(Records that describe figures)
━━━━

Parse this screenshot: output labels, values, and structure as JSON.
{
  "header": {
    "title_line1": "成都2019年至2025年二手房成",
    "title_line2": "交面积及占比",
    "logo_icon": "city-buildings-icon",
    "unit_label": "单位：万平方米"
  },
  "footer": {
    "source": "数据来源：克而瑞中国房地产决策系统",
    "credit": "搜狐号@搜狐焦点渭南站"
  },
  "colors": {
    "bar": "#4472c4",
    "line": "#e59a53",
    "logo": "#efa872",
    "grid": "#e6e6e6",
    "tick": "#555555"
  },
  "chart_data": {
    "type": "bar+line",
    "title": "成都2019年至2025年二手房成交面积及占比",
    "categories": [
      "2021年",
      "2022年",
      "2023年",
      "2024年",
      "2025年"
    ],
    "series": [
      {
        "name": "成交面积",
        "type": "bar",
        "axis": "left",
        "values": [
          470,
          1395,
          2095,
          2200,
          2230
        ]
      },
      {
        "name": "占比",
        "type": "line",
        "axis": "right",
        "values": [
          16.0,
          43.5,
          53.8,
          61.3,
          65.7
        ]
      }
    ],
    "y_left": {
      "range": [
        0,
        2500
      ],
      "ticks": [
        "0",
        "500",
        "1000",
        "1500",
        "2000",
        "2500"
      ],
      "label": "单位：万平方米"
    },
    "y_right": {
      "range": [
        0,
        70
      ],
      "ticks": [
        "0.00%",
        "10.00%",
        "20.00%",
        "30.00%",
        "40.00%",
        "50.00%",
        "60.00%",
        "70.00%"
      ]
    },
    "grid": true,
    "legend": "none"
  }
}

━━━━

> [SHORT PROBLEM] Return every entry verbatim.

> [TASK RESULT]
Parse this screenshot: output labels, values, and structure as JSON.
{
  "header": {
    "title_line1": "成都2019年至2025年二手房成",
    "title_line2": "交面积及占比",
    "logo_icon": "city-buildings-icon",
    "unit_label": "单位：万平方米"
  },
  "footer": {
    "source": "数据来源：克而瑞中国房地产决策系统",
    "credit": "搜狐号@搜狐焦点渭南站"
  },
  "colors": {
    "bar": "#4472c4",
    "line": "#e59a53",
    "logo": "#efa872",
    "grid": "#e6e6e6",
    "tick": "#555555"
  },
  "chart_data": {
    "type": "bar+line",
    "title": "成都2019年至2025年二手房成交面积及占比",
    "categories": [
      "2021年",
      "2022年",
      "2023年",
      "2024年",
      "2025年"
    ],
    "series": [
      {
        "name": "成交面积",
        "type": "bar",
        "axis": "left",
        "values": [
          470,
          1395,
          2095,
          2200,
          2230
        ]
      },
      {
        "name": "占比",
        "type": "line",
        "axis": "right",
        "values": [
          16.0,
          43.5,
          53.8,
          61.3,
          65.7
        ]
      }
    ],
    "y_left": {
      "range": [
        0,
        2500
      ],
      "ticks": [
        "0",
        "500",
        "1000",
        "1500",
        "2000",
        "2500"
      ],
      "label": "单位：万平方米"
    },
    "y_right": {
      "range": [
        0,
        70
      ],
      "ticks": [
        "0.00%",
        "10.00%",
        "20.00%",
        "30.00%",
        "40.00%",
        "50.00%",
        "60.00%",
        "70.00%"
      ]
    },
    "grid": true,
    "legend": "none"
  }
}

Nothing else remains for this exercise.